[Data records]
┄┄┄┄┄┄
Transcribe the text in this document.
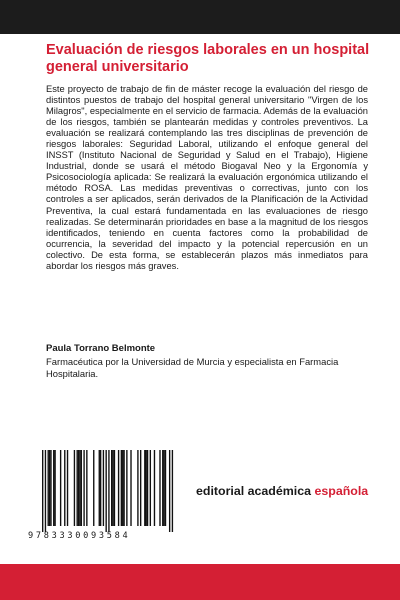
Evaluación de riesgos laborales en un hospital general universitario

Este proyecto de trabajo de fin de máster recoge la evaluación del riesgo de distintos puestos de trabajo del hospital general universitario "Virgen de los Milagros", especialmente en el servicio de farmacia. Además de la evaluación de los riesgos, también se plantearán medidas y controles preventivos. La evaluación se realizará contemplando las tres disciplinas de prevención de riesgos laborales: Seguridad Laboral, utilizando el enfoque general del INSST (Instituto Nacional de Seguridad y Salud en el Trabajo), Higiene Industrial, donde se usará el método Biogaval Neo y la Ergonomía y Psicosociología aplicada: Se realizará la evaluación ergonómica utilizando el método ROSA. Las medidas preventivas o correctivas, junto con los controles a ser aplicados, serán derivados de la Planificación de la Actividad Preventiva, la cual estará fundamentada en las evaluaciones de riesgo realizadas. Se determinarán prioridades en base a la magnitud de los riesgos identificados, teniendo en cuenta factores como la probabilidad de ocurrencia, la severidad del impacto y la potencial repercusión en un colectivo. De esta forma, se establecerán plazos más inmediatos para abordar los riesgos más graves.

Paula Torrano Belmonte

Farmacéutica por la Universidad de Murcia y especialista en Farmacia Hospitalaria.

9783330093584

editorial académica española
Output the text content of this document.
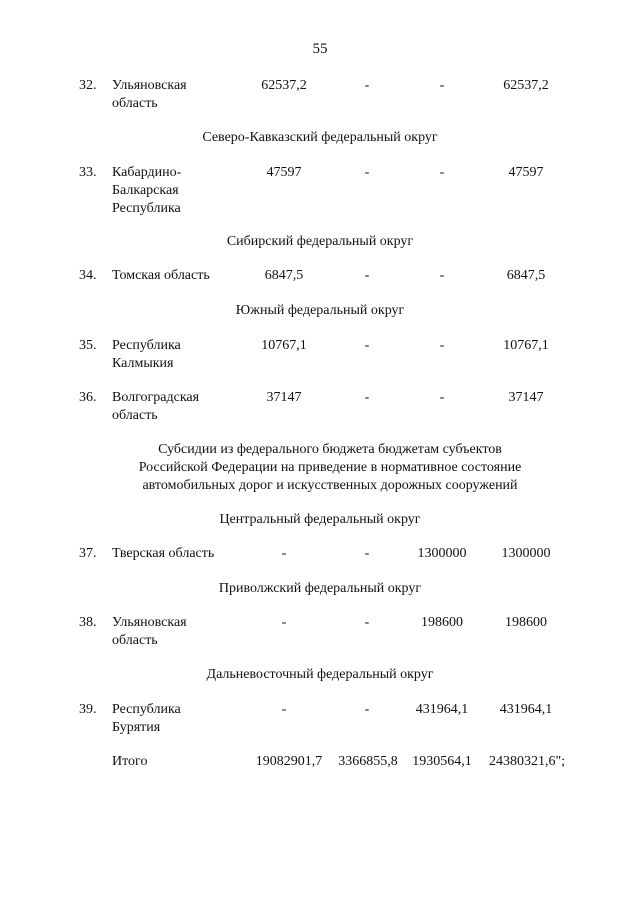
55
32. Ульяновская
область
62537,2	-	-	62537,2
Северо-Кавказский федеральный округ
33. Кабардино-
Балкарская
Республика
47597	-	-	47597
Сибирский федеральный округ
34. Томская область	6847,5	-	-	6847,5
Южный федеральный округ
35. Республика
Калмыкия
10767,1	-	-	10767,1
36. Волгоградская
область
37147	-	-	37147
Субсидии из федерального бюджета бюджетам субъектов
Российской Федерации на приведение в нормативное состояние
автомобильных дорог и искусственных дорожных сооружений
Центральный федеральный округ
37. Тверская область	-	-	1300000	1300000
Приволжский федеральный округ
38. Ульяновская
область
-	-	198600	198600
Дальневосточный федеральный округ
39. Республика
Бурятия
-	-	431964,1	431964,1
Итого	19082901,7	3366855,8	1930564,1	24380321,6";
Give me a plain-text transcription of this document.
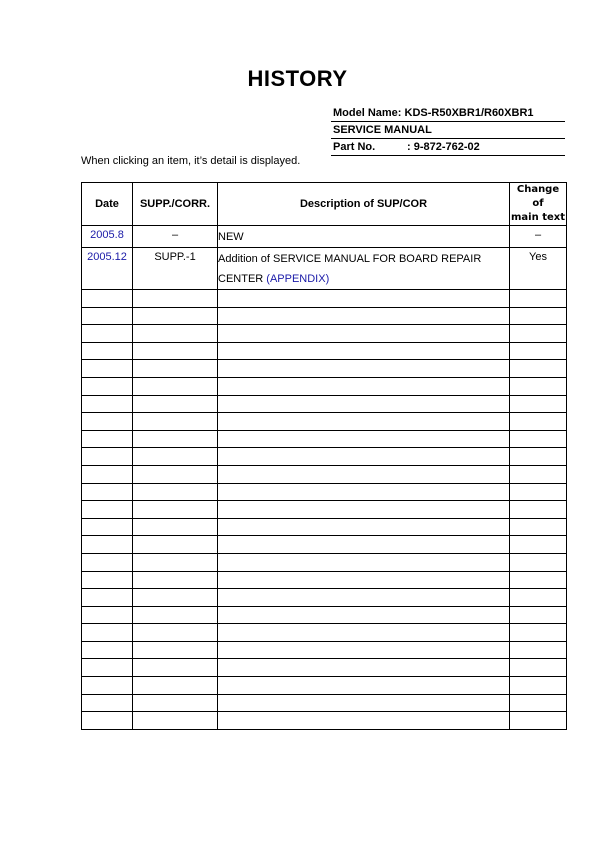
HISTORY
Model Name: KDS-R50XBR1/R60XBR1
SERVICE MANUAL
Part No.	: 9-872-762-02
When clicking an item, it’s detail is displayed.
Date	SUPP./CORR.	Description of SUP/COR	Change of
main text
2005.8	–	NEW	–
2005.12	SUPP.-1	Addition of SERVICE MANUAL FOR BOARD REPAIR CENTER (APPENDIX)	Yes
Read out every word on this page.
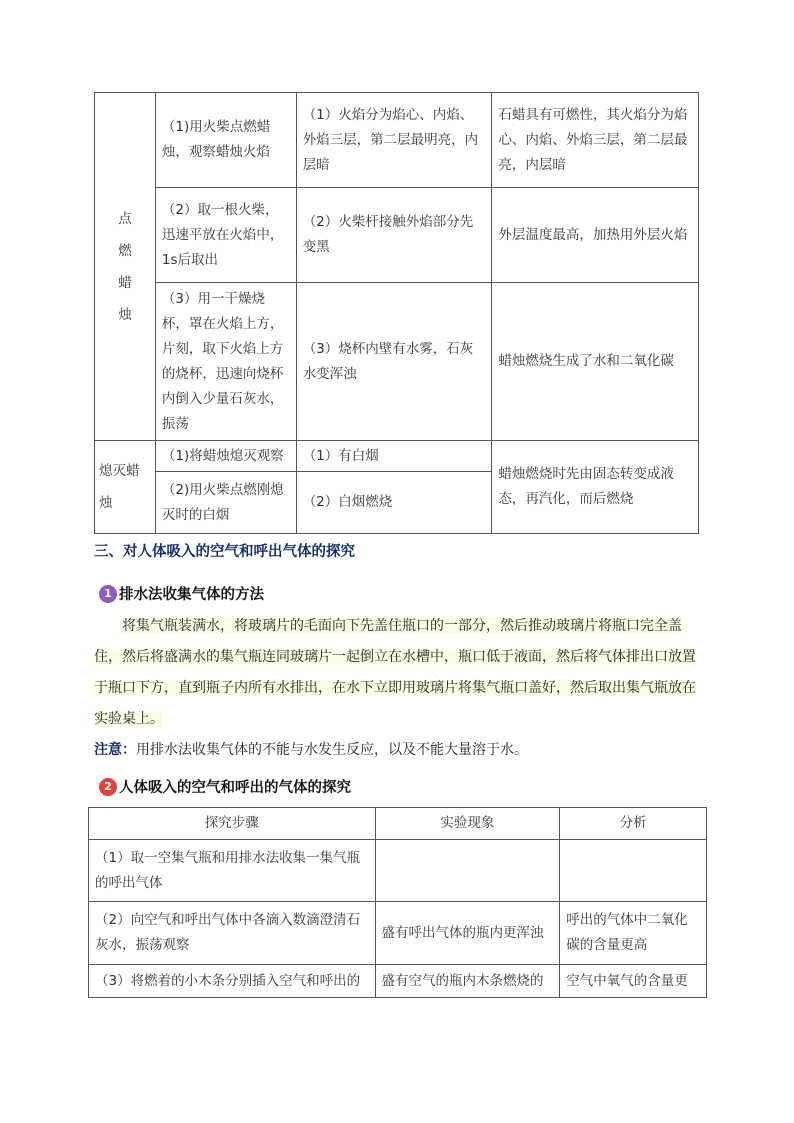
点燃蜡烛	（1)用火柴点燃蜡烛，观察蜡烛火焰	（1）火焰分为焰心、内焰、外焰三层，第二层最明亮，内层暗	石蜡具有可燃性，其火焰分为焰心、内焰、外焰三层，第二层最亮，内层暗
	（2）取一根火柴，迅速平放在火焰中，1s后取出	（2）火柴杆接触外焰部分先变黑	外层温度最高，加热用外层火焰
	（3）用一干燥烧杯，罩在火焰上方，片刻，取下火焰上方的烧杯，迅速向烧杯内倒入少量石灰水，振荡	（3）烧杯内壁有水雾，石灰水变浑浊	蜡烛燃烧生成了水和二氧化碳
熄灭蜡烛	（1)将蜡烛熄灭观察	（1）有白烟	蜡烛燃烧时先由固态转变成液态，再汽化，而后燃烧
	（2)用火柴点燃刚熄灭时的白烟	（2）白烟燃烧	
三、对人体吸入的空气和呼出气体的探究
1 排水法收集气体的方法
将集气瓶装满水，将玻璃片的毛面向下先盖住瓶口的一部分，然后推动玻璃片将瓶口完全盖住，然后将盛满水的集气瓶连同玻璃片一起倒立在水槽中，瓶口低于液面，然后将气体排出口放置于瓶口下方，直到瓶子内所有水排出，在水下立即用玻璃片将集气瓶口盖好，然后取出集气瓶放在实验桌上。
注意：用排水法收集气体的不能与水发生反应，以及不能大量溶于水。
2 人体吸入的空气和呼出的气体的探究
探究步骤	实验现象	分析
（1）取一空集气瓶和用排水法收集一集气瓶的呼出气体		
（2）向空气和呼出气体中各滴入数滴澄清石灰水，振荡观察	盛有呼出气体的瓶内更浑浊	呼出的气体中二氧化碳的含量更高
（3）将燃着的小木条分别插入空气和呼出的	盛有空气的瓶内木条燃烧的	空气中氧气的含量更
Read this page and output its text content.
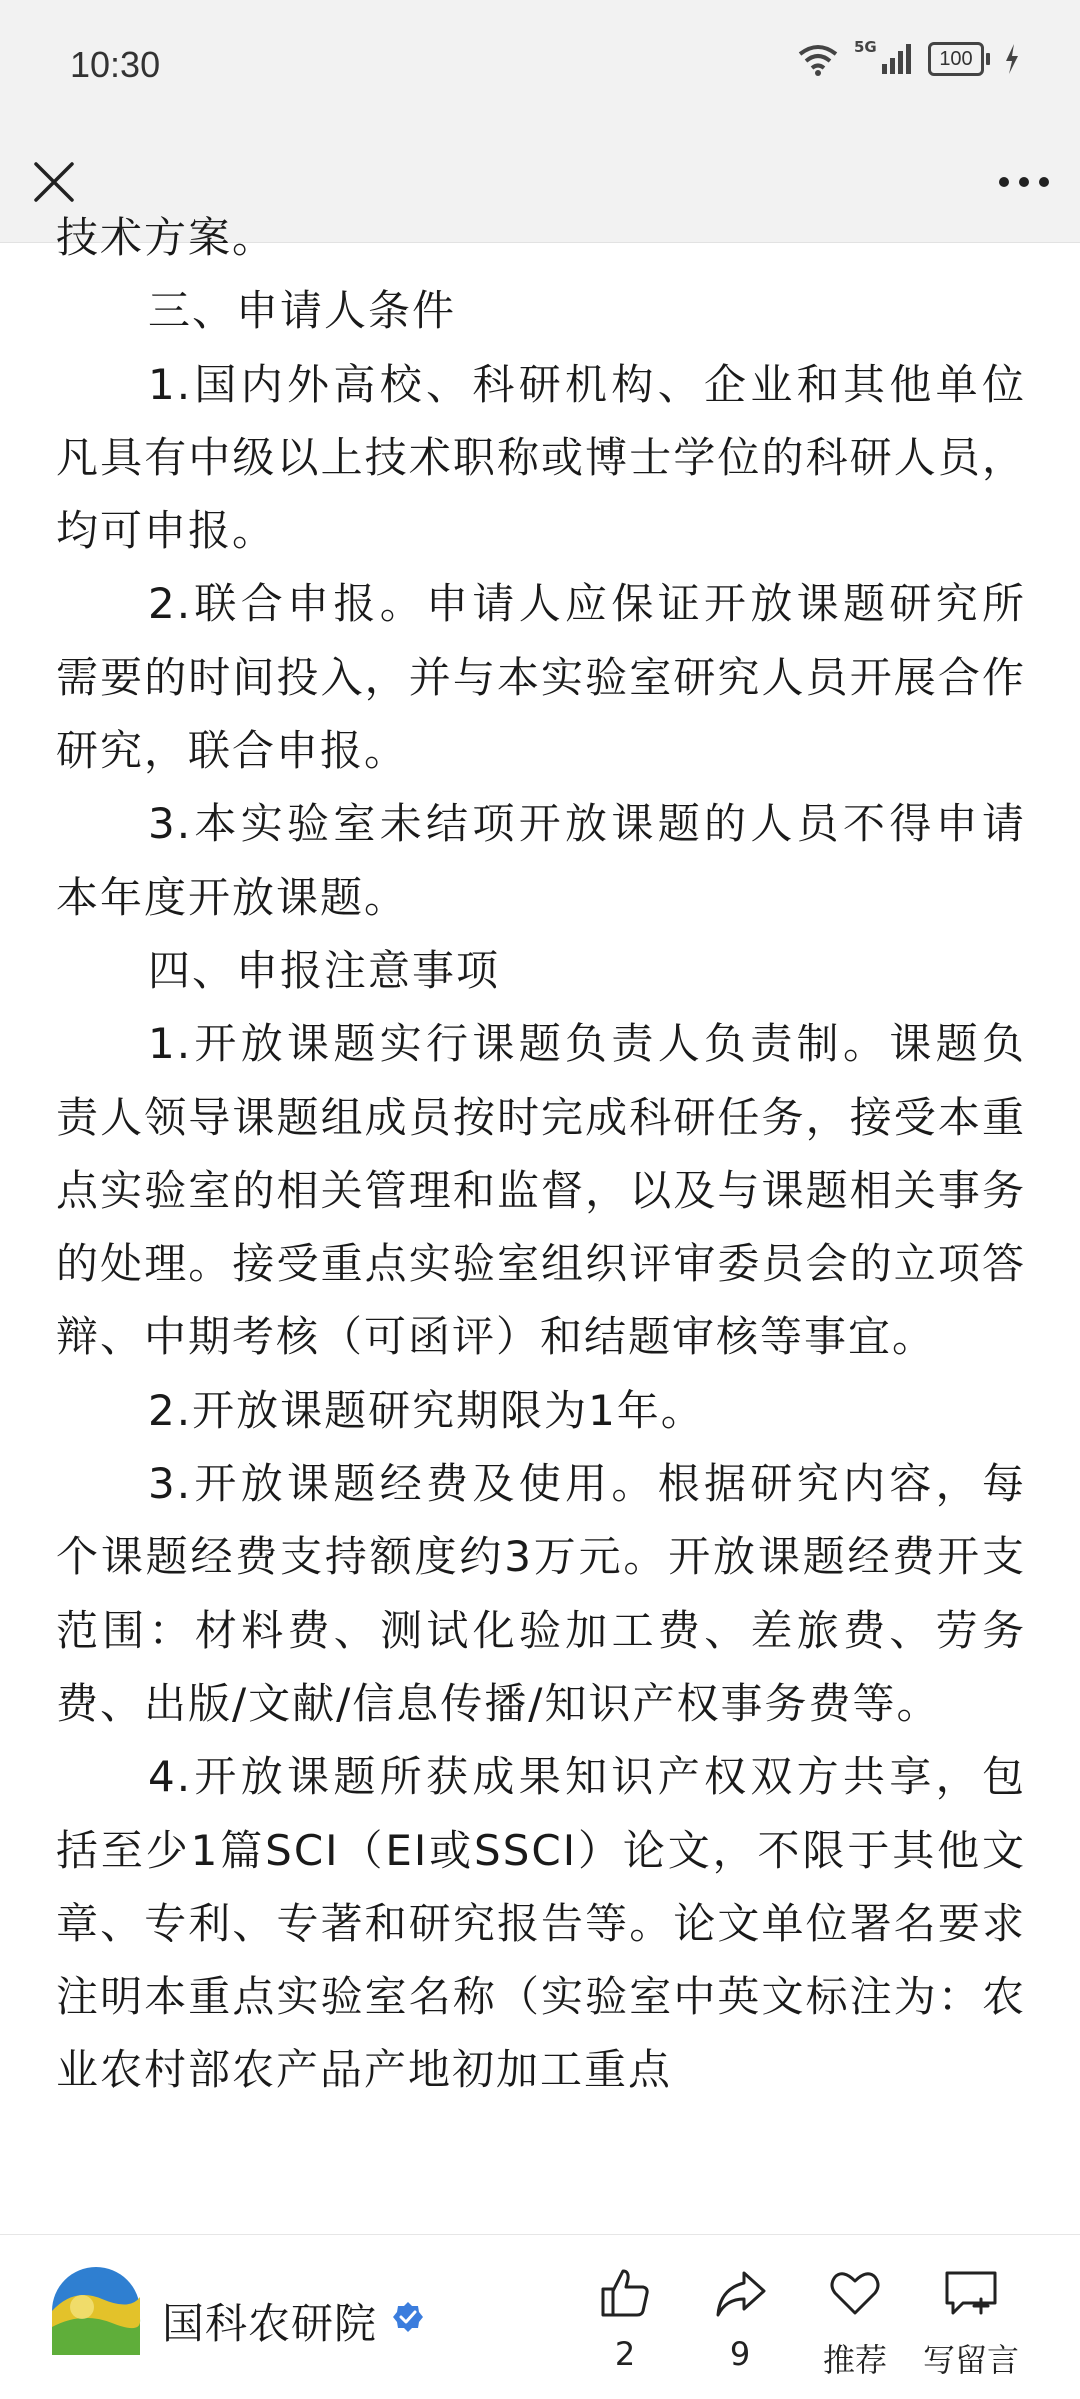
10:30	5G
100

技术方案。

三、申请人条件

1.国内外高校、科研机构、企业和其他单位凡具有中级以上技术职称或博士学位的科研人员，均可申报。

2.联合申报。申请人应保证开放课题研究所需要的时间投入，并与本实验室研究人员开展合作研究，联合申报。

3.本实验室未结项开放课题的人员不得申请本年度开放课题。

四、申报注意事项

1.开放课题实行课题负责人负责制。课题负责人领导课题组成员按时完成科研任务，接受本重点实验室的相关管理和监督，以及与课题相关事务的处理。接受重点实验室组织评审委员会的立项答辩、中期考核（可函评）和结题审核等事宜。

2.开放课题研究期限为1年。

3.开放课题经费及使用。根据研究内容，每个课题经费支持额度约3万元。开放课题经费开支范围：材料费、测试化验加工费、差旅费、劳务费、出版/文献/信息传播/知识产权事务费等。

4.开放课题所获成果知识产权双方共享，包括至少1篇SCI（EI或SSCI）论文，不限于其他文章、专利、专著和研究报告等。论文单位署名要求注明本重点实验室名称（实验室中英文标注为：农业农村部农产品产地初加工重点

国科农研院
2	9	推荐	写留言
┄┄┄┄┄┄
Aim: Using the records above, pull out each line where the word "this" occurs.

Worked answer:
Transcribe the text in this document.
Output the text content of this document.
Give me a plain-text transcription of this document.
Read out every word on this page.
Read this page and output its text content.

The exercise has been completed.